**AIM OF THE EXERCISE**
Reproduce each line bearing the word "которых".

-------------------------

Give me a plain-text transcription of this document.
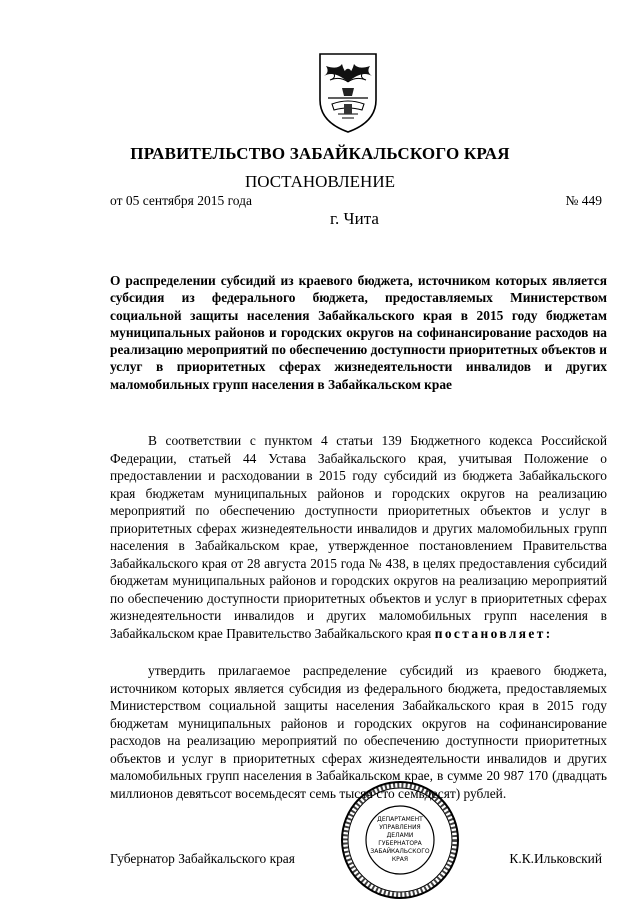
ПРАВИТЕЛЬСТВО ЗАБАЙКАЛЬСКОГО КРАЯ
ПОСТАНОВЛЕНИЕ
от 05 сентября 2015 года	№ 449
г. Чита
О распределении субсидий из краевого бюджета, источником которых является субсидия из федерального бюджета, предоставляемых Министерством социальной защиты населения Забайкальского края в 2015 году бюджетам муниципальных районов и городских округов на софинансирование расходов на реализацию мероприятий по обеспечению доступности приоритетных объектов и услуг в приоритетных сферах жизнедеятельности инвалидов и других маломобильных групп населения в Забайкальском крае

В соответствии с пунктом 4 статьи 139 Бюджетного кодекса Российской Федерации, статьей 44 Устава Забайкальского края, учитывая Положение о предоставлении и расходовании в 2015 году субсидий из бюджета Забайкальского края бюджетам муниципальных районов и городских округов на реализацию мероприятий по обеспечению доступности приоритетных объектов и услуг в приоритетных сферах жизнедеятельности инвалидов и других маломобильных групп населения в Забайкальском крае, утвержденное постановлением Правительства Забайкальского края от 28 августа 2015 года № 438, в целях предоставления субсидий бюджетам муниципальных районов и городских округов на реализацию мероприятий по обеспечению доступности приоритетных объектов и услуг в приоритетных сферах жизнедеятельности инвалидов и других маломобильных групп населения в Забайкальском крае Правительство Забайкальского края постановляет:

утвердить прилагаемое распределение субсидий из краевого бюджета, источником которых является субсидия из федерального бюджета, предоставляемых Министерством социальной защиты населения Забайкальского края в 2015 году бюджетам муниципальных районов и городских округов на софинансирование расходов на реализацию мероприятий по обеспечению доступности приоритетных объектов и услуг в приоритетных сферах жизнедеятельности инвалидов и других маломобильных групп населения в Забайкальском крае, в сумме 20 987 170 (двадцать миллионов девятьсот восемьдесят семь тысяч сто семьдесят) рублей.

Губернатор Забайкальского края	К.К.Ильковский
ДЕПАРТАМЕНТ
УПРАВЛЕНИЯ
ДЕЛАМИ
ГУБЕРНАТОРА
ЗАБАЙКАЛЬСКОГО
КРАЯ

-------------------------

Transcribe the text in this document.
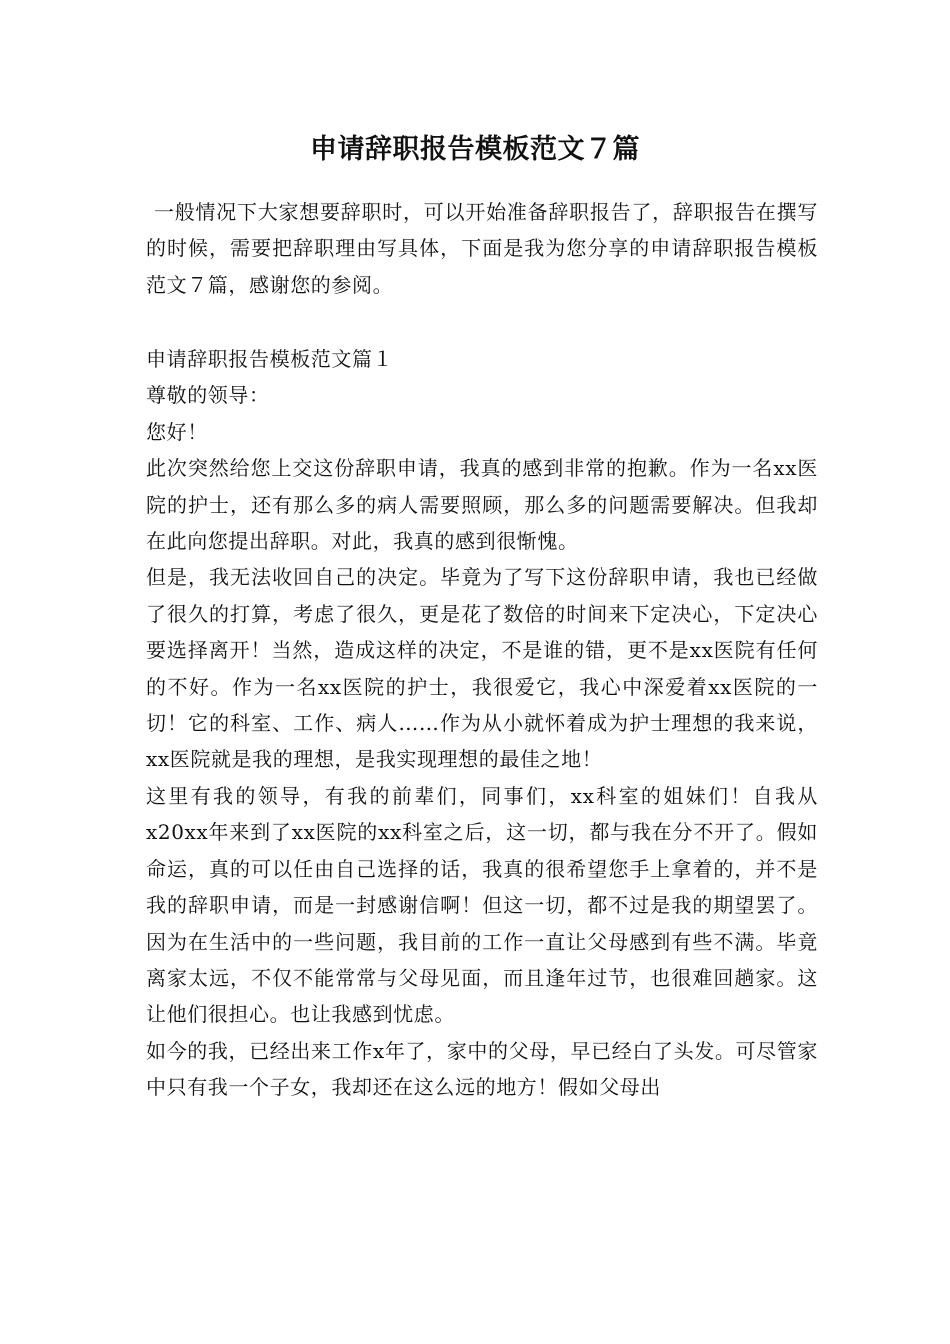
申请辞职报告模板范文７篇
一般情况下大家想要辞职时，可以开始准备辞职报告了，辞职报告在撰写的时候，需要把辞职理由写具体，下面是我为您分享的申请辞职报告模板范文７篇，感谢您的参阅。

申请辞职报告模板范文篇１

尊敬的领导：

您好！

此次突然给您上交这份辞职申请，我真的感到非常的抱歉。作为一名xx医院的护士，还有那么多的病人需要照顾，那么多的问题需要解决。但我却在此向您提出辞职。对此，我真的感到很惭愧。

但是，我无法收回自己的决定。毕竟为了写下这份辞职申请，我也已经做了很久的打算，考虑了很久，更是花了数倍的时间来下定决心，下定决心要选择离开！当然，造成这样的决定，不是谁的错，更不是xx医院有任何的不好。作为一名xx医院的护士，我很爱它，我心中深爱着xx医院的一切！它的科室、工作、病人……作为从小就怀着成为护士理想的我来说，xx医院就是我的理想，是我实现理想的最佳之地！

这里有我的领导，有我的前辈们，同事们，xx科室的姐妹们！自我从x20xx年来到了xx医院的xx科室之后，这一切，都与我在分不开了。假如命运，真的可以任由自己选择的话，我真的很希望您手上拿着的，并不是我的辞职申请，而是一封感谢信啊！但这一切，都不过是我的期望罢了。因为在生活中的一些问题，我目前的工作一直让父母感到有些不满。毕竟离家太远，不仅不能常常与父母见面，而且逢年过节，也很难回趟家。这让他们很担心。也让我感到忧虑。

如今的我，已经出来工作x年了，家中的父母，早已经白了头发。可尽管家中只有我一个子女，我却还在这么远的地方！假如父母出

-------------------------

**RESULT OF THE EXERCISE**
О распределении субсидий из краевого бюджета, источником которых является субсидия из федерального бюджета, предоставляемых Министерством социальной защиты населения Забайкальского края в 2015 году бюджетам муниципальных районов и городских округов на софинансирование расходов на реализацию мероприятий по обеспечению доступности приоритетных объектов и услуг в приоритетных сферах жизнедеятельности инвалидов и других маломобильных групп населения в Забайкальском крае
утвердить прилагаемое распределение субсидий из краевого бюджета, источником которых является субсидия из федерального бюджета, предоставляемых Министерством социальной защиты населения Забайкальского края в 2015 году бюджетам муниципальных районов и городских округов на софинансирование расходов на реализацию мероприятий по обеспечению доступности приоритетных объектов и услуг в приоритетных сферах жизнедеятельности инвалидов и других маломобильных групп населения в Забайкальском крае, в сумме 20 987 170 (двадцать миллионов девятьсот восемьдесят семь тысяч сто семьдесят) рублей.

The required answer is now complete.